:: Data to use ::
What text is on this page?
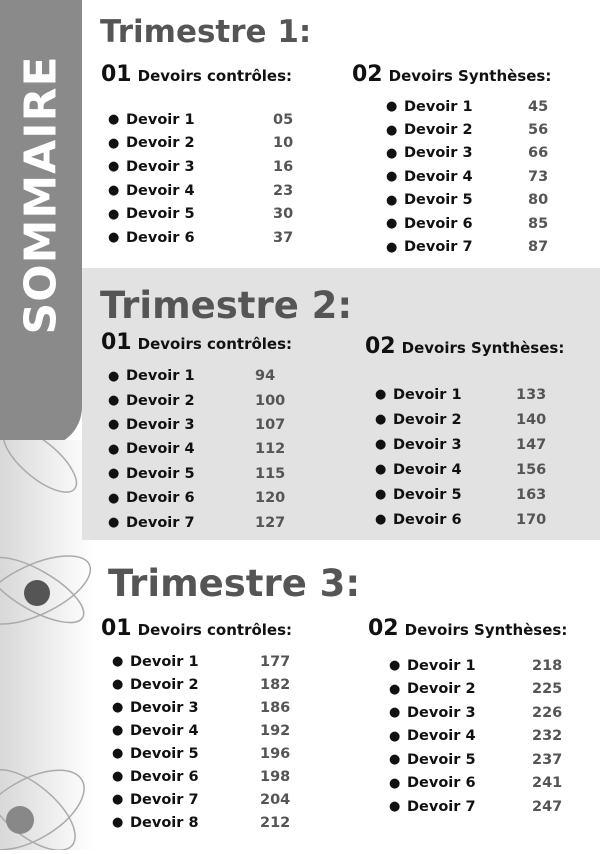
SOMMAIRE
Trimestre 1:
01 Devoirs contrôles:
● Devoir 1	05
● Devoir 2	10
● Devoir 3	16
● Devoir 4	23
● Devoir 5	30
● Devoir 6	37
02 Devoirs Synthèses:
● Devoir 1	45
● Devoir 2	56
● Devoir 3	66
● Devoir 4	73
● Devoir 5	80
● Devoir 6	85
● Devoir 7	87
Trimestre 2:
01 Devoirs contrôles:
● Devoir 1	94
● Devoir 2	100
● Devoir 3	107
● Devoir 4	112
● Devoir 5	115
● Devoir 6	120
● Devoir 7	127
02 Devoirs Synthèses:
● Devoir 1	133
● Devoir 2	140
● Devoir 3	147
● Devoir 4	156
● Devoir 5	163
● Devoir 6	170
Trimestre 3:
01 Devoirs contrôles:
● Devoir 1	177
● Devoir 2	182
● Devoir 3	186
● Devoir 4	192
● Devoir 5	196
● Devoir 6	198
● Devoir 7	204
● Devoir 8	212
02 Devoirs Synthèses:
● Devoir 1	218
● Devoir 2	225
● Devoir 3	226
● Devoir 4	232
● Devoir 5	237
● Devoir 6	241
● Devoir 7	247
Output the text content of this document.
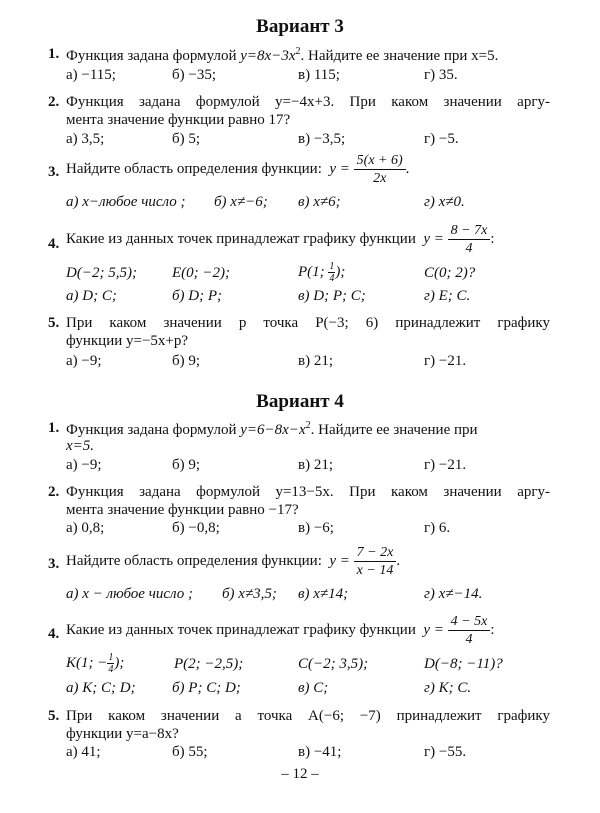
Вариант 3
1. Функция задана формулой $y=8x-3x^2$. Найдите ее значение при x=5.
а) −115;	б) −35;	в) 115;	г) 35.
2. Функция задана формулой y=−4x+3. При каком значении аргу-
мента значение функции равно 17?
а) 3,5;	б) 5;	в) −3,5;	г) −5.
3. Найдите область определения функции: $y = \frac{5(x + 6)}{2x}$ .
а) x−любое число ; б) x≠−6; в) x≠6;	г) x≠0.
4. Какие из данных точек принадлежат графику функции $y = \frac{8 - 7x}{4}$ :
D(−2; 5,5); E(0; −2);	P(1; $\frac{1}{4}$ );	C(0; 2)?
а) D; C;	б) D; P;	в) D; P; C;	г) E; C.
5. При каком значении p точка P(−3; 6) принадлежит графику
функции y=−5x+p?
а) −9;	б) 9;	в) 21;	г) −21.
Вариант 4
1. Функция задана формулой $y=6-8x-x^2$. Найдите ее значение при
x=5.
а) −9;	б) 9;	в) 21;	г) −21.
2. Функция задана формулой y=13−5x. При каком значении аргу-
мента значение функции равно −17?
а) 0,8;	б) −0,8;	в) −6;	г) 6.
3. Найдите область определения функции: $y = \frac{7 - 2x}{x - 14}$ .
а) x − любое число ; б) x≠3,5; в) x≠14;	г) x≠−14.
4. Какие из данных точек принадлежат графику функции $y = \frac{4 - 5x}{4}$ :
K(1; − $\frac{1}{4}$ );	P(2; −2,5);	C(−2; 3,5);	D(−8; −11)?
а) K; C; D; б) P; C; D;	в) C;	г) K; C.
5. При каком значении a точка A(−6; −7) принадлежит графику
функции y=a−8x?
а) 41;	б) 55;	в) −41;	г) −55.
– 12 –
:::
> [What is expected] Copy all lines in the listing above where the string "Функция" appears.

> [Expected answer]
1. Функция задана формулой $y=8x-3x^2$. Найдите ее значение при x=5.
2. Функция задана формулой y=−4x+3. При каком значении аргу-
1. Функция задана формулой $y=6-8x-x^2$. Найдите ее значение при
2. Функция задана формулой y=13−5x. При каком значении аргу-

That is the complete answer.